Starting with the line that contains "What data populates", reproduce each line through the end of the listing below, with no other output.

Records for processing –
"""

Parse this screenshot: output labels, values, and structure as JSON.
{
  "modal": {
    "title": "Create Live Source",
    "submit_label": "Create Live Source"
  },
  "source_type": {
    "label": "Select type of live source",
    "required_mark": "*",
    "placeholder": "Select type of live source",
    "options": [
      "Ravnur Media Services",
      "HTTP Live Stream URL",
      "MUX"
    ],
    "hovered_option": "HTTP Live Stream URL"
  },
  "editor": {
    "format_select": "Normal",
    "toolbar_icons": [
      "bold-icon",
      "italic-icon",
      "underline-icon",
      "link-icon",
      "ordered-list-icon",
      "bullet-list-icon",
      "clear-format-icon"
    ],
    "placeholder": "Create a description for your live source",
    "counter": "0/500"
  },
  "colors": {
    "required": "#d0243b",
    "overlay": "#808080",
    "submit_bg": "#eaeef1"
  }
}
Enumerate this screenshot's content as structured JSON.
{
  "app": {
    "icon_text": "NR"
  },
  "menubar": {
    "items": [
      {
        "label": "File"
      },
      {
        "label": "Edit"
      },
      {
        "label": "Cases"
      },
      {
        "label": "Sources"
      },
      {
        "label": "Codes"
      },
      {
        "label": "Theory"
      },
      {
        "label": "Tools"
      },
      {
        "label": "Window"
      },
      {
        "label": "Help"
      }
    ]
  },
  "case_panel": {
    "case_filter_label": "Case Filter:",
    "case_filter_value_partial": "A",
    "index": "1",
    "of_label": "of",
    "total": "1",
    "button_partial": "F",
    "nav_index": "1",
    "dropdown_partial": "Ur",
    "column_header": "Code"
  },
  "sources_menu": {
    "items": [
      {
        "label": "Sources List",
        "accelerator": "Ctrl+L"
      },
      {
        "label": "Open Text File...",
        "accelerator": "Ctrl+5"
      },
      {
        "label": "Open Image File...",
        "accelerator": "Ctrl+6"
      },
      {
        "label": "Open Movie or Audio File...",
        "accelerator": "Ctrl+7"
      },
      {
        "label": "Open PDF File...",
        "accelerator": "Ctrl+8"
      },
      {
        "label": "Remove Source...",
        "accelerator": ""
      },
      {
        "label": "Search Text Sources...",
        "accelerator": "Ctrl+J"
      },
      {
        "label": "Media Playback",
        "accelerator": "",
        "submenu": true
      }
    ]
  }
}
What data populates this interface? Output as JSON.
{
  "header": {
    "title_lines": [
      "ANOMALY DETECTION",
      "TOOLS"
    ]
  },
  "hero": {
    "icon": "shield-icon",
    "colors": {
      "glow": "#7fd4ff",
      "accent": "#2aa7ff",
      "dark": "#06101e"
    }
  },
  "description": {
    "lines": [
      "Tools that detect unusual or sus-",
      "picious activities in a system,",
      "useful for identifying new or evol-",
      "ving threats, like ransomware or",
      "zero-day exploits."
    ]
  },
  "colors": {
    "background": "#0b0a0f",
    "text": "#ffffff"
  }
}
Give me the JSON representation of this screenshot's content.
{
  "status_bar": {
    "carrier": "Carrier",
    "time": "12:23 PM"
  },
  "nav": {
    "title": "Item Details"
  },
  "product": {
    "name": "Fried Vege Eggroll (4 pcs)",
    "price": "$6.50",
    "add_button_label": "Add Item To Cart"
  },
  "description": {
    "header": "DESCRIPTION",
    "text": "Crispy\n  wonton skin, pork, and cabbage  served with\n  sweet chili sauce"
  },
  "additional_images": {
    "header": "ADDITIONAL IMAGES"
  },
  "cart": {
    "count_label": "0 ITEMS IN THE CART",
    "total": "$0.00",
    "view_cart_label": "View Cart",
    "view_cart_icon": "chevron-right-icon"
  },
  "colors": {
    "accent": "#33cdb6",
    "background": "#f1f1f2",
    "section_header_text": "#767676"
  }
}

"""

Expected output –
What data populates this interface? Output as JSON.
{
  "header": {
    "title_lines": [
      "ANOMALY DETECTION",
      "TOOLS"
    ]
  },
  "hero": {
    "icon": "shield-icon",
    "colors": {
      "glow": "#7fd4ff",
      "accent": "#2aa7ff",
      "dark": "#06101e"
    }
  },
  "description": {
    "lines": [
      "Tools that detect unusual or sus-",
      "picious activities in a system,",
      "useful for identifying new or evol-",
      "ving threats, like ransomware or",
      "zero-day exploits."
    ]
  },
  "colors": {
    "background": "#0b0a0f",
    "text": "#ffffff"
  }
}
Give me the JSON representation of this screenshot's content.
{
  "status_bar": {
    "carrier": "Carrier",
    "time": "12:23 PM"
  },
  "nav": {
    "title": "Item Details"
  },
  "product": {
    "name": "Fried Vege Eggroll (4 pcs)",
    "price": "$6.50",
    "add_button_label": "Add Item To Cart"
  },
  "description": {
    "header": "DESCRIPTION",
    "text": "Crispy\n  wonton skin, pork, and cabbage  served with\n  sweet chili sauce"
  },
  "additional_images": {
    "header": "ADDITIONAL IMAGES"
  },
  "cart": {
    "count_label": "0 ITEMS IN THE CART",
    "total": "$0.00",
    "view_cart_label": "View Cart",
    "view_cart_icon": "chevron-right-icon"
  },
  "colors": {
    "accent": "#33cdb6",
    "background": "#f1f1f2",
    "section_header_text": "#767676"
  }
}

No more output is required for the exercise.